Goal: Give a verbatim quotation of every record.

Entries shown:

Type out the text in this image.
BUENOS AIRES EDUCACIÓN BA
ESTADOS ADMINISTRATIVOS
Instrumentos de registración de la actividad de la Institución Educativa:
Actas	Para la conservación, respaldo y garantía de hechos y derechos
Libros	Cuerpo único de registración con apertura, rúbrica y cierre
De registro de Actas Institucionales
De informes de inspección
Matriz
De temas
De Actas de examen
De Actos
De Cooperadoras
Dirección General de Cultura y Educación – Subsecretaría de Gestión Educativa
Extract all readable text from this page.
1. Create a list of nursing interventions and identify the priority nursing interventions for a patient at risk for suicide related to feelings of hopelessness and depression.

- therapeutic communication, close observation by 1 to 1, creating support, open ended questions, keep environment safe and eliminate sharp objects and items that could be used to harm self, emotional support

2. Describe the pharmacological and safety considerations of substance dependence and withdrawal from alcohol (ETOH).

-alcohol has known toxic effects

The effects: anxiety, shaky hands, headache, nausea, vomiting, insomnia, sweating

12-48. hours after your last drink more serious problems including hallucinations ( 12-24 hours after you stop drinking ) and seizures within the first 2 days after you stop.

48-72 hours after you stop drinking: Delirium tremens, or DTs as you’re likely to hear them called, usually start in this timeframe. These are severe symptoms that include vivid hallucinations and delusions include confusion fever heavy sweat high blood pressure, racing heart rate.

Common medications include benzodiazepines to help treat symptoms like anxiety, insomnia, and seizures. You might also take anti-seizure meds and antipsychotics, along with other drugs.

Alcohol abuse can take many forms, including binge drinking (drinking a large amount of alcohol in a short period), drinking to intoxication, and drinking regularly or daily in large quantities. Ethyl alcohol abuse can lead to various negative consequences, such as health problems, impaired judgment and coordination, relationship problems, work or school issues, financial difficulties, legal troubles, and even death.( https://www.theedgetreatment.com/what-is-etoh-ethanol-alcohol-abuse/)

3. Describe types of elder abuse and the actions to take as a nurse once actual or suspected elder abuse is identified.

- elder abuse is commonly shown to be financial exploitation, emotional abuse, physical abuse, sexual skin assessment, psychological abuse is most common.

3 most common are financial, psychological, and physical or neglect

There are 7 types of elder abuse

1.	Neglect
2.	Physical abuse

Worked solution:
Type out the text in this image.
BUENOS AIRES EDUCACIÓN BA
ESTADOS ADMINISTRATIVOS
Instrumentos de registración de la actividad de la Institución Educativa:
Actas	Para la conservación, respaldo y garantía de hechos y derechos
Libros	Cuerpo único de registración con apertura, rúbrica y cierre
De registro de Actas Institucionales
De informes de inspección
Matriz
De temas
De Actas de examen
De Actos
De Cooperadoras
Dirección General de Cultura y Educación – Subsecretaría de Gestión Educativa
Extract all readable text from this page.
1. Create a list of nursing interventions and identify the priority nursing interventions for a patient at risk for suicide related to feelings of hopelessness and depression.

- therapeutic communication, close observation by 1 to 1, creating support, open ended questions, keep environment safe and eliminate sharp objects and items that could be used to harm self, emotional support

2. Describe the pharmacological and safety considerations of substance dependence and withdrawal from alcohol (ETOH).

-alcohol has known toxic effects

The effects: anxiety, shaky hands, headache, nausea, vomiting, insomnia, sweating

12-48. hours after your last drink more serious problems including hallucinations ( 12-24 hours after you stop drinking ) and seizures within the first 2 days after you stop.

48-72 hours after you stop drinking: Delirium tremens, or DTs as you’re likely to hear them called, usually start in this timeframe. These are severe symptoms that include vivid hallucinations and delusions include confusion fever heavy sweat high blood pressure, racing heart rate.

Common medications include benzodiazepines to help treat symptoms like anxiety, insomnia, and seizures. You might also take anti-seizure meds and antipsychotics, along with other drugs.

Alcohol abuse can take many forms, including binge drinking (drinking a large amount of alcohol in a short period), drinking to intoxication, and drinking regularly or daily in large quantities. Ethyl alcohol abuse can lead to various negative consequences, such as health problems, impaired judgment and coordination, relationship problems, work or school issues, financial difficulties, legal troubles, and even death.( https://www.theedgetreatment.com/what-is-etoh-ethanol-alcohol-abuse/)

3. Describe types of elder abuse and the actions to take as a nurse once actual or suspected elder abuse is identified.

- elder abuse is commonly shown to be financial exploitation, emotional abuse, physical abuse, sexual skin assessment, psychological abuse is most common.

3 most common are financial, psychological, and physical or neglect

There are 7 types of elder abuse

1.	Neglect
2.	Physical abuse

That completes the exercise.